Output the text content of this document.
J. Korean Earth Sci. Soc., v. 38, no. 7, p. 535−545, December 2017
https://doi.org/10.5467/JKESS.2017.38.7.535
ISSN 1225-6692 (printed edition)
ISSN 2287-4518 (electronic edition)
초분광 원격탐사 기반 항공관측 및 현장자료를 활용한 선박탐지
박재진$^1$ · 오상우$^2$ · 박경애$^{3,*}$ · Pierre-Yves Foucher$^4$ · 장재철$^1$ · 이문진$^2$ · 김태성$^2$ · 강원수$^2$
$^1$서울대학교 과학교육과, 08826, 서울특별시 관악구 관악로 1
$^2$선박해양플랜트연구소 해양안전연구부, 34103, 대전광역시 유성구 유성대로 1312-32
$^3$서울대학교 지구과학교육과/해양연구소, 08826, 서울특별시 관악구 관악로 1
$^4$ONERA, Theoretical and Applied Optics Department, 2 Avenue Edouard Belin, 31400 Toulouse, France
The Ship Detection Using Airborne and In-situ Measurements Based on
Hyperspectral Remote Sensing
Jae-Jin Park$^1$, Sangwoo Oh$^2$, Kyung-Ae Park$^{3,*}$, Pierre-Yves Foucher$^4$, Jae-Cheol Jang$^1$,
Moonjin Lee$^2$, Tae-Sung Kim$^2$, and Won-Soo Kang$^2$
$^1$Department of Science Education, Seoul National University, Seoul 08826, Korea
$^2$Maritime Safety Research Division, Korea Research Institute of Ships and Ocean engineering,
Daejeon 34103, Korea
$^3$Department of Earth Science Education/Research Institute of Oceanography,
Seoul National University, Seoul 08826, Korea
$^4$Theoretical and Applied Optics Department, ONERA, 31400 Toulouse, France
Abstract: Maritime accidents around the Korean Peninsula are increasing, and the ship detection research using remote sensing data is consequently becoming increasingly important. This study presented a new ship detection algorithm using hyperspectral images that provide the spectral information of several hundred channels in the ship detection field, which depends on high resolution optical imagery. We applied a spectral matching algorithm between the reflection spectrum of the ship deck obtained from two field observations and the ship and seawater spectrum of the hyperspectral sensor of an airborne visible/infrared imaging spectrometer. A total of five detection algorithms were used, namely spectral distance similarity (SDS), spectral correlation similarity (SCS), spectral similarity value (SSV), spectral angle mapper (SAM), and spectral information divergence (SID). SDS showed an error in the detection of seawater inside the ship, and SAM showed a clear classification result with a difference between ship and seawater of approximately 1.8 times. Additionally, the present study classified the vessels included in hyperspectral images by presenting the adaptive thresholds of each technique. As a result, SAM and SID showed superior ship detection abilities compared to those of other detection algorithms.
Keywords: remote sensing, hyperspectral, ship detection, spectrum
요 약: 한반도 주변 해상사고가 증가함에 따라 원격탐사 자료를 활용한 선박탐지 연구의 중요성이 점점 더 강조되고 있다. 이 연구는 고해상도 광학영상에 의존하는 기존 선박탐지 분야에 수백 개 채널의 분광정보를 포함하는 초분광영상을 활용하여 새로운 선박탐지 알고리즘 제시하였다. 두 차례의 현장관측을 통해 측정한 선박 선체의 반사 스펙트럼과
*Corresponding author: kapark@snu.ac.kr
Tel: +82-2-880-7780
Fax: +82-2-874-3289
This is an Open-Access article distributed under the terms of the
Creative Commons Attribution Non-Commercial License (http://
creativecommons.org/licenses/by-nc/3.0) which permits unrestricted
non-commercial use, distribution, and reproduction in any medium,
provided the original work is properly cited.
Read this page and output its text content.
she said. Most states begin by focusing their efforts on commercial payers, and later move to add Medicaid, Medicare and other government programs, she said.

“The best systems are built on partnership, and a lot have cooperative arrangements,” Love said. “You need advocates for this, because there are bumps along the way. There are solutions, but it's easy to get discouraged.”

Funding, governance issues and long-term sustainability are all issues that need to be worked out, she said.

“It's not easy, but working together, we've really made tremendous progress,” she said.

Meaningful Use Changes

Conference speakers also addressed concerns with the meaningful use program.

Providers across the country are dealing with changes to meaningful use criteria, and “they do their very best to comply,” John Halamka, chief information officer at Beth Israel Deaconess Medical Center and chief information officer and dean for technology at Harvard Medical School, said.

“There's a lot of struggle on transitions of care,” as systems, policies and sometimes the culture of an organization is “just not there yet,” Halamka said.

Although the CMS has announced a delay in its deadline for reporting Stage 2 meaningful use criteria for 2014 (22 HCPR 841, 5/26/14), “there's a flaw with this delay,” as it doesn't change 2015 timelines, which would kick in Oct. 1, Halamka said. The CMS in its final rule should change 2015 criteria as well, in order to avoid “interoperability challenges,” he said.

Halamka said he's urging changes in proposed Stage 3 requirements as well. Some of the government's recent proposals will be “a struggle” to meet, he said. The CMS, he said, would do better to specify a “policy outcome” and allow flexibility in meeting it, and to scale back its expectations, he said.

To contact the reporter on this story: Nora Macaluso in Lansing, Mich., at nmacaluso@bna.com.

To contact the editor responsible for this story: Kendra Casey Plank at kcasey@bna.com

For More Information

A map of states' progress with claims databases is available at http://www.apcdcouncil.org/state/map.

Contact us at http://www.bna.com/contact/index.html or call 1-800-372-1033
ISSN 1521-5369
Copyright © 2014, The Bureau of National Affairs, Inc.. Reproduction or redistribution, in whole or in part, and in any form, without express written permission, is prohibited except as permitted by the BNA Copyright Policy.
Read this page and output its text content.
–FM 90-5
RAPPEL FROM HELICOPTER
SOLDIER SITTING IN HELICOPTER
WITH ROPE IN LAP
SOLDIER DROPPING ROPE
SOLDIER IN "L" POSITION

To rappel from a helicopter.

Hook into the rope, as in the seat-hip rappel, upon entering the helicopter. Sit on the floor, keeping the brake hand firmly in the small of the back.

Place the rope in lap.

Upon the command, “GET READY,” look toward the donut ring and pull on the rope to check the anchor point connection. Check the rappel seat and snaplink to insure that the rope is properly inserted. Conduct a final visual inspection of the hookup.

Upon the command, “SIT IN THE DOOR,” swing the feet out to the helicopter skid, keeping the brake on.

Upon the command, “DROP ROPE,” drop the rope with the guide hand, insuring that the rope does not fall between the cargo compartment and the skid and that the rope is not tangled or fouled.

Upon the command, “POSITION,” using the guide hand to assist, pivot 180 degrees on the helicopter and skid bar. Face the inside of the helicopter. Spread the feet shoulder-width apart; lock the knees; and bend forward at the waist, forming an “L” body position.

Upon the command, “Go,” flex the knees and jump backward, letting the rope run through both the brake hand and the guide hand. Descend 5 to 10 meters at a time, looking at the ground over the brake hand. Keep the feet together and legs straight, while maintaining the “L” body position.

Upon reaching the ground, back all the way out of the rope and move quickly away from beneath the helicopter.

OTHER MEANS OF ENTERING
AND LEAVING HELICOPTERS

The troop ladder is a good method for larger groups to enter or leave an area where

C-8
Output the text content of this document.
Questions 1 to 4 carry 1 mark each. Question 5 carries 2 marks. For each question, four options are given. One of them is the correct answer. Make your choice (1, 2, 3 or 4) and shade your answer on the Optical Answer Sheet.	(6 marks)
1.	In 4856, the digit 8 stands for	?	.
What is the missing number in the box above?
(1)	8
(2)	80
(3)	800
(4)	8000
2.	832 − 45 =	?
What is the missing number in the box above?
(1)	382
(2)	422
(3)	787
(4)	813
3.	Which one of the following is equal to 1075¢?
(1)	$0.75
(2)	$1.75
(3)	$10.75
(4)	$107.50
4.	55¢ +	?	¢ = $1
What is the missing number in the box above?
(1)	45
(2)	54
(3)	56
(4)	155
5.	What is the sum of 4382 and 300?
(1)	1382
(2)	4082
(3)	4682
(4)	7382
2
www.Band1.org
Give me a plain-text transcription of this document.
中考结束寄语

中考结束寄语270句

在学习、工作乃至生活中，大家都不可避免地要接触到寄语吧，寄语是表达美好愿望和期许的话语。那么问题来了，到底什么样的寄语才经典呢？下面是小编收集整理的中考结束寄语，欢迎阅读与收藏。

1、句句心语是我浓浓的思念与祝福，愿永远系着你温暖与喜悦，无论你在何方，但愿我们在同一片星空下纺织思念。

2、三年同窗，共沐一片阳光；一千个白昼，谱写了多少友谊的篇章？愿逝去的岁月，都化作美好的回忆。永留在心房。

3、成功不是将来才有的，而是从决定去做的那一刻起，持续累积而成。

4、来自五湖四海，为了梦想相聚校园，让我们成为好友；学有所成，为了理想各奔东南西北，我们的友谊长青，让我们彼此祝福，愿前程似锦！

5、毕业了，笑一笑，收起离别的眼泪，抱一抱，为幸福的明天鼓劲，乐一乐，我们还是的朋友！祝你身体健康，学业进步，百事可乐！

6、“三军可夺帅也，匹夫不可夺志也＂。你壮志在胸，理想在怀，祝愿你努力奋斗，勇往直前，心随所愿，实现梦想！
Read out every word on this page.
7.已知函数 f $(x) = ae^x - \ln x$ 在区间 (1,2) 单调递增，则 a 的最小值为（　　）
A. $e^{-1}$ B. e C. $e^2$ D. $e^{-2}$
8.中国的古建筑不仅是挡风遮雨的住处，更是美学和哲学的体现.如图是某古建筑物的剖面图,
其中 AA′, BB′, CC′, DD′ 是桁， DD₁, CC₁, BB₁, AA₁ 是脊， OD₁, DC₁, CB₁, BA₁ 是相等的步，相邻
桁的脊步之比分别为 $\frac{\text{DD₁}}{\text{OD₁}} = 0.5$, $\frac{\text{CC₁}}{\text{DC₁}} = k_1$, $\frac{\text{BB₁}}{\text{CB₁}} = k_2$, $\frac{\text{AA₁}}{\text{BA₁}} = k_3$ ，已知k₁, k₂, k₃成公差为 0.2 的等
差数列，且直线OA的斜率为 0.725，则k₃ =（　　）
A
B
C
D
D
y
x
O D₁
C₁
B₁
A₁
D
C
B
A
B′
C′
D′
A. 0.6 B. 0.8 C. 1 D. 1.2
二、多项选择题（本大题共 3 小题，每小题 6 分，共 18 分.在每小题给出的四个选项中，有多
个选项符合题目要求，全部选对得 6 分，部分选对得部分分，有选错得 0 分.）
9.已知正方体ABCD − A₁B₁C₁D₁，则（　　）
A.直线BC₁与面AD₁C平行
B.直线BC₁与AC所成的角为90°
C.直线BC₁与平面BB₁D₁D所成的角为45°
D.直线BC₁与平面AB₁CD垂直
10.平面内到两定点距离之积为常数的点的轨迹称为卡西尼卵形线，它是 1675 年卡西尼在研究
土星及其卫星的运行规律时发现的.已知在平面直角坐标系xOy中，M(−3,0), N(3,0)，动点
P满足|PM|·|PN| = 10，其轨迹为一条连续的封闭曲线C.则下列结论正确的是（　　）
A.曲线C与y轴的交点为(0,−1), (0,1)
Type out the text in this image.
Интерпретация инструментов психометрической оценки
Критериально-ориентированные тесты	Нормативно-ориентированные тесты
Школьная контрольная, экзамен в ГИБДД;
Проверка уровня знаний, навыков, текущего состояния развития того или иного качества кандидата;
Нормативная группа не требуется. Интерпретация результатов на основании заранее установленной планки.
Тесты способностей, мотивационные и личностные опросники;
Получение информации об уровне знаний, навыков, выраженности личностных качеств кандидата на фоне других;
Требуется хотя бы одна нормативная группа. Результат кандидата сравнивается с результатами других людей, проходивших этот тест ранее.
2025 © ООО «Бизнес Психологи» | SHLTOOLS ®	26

● ● ●

■ Stated goal
Some lines of the data above may hold the word "Stage"; report how many do, and nothing else.

■ Answer
2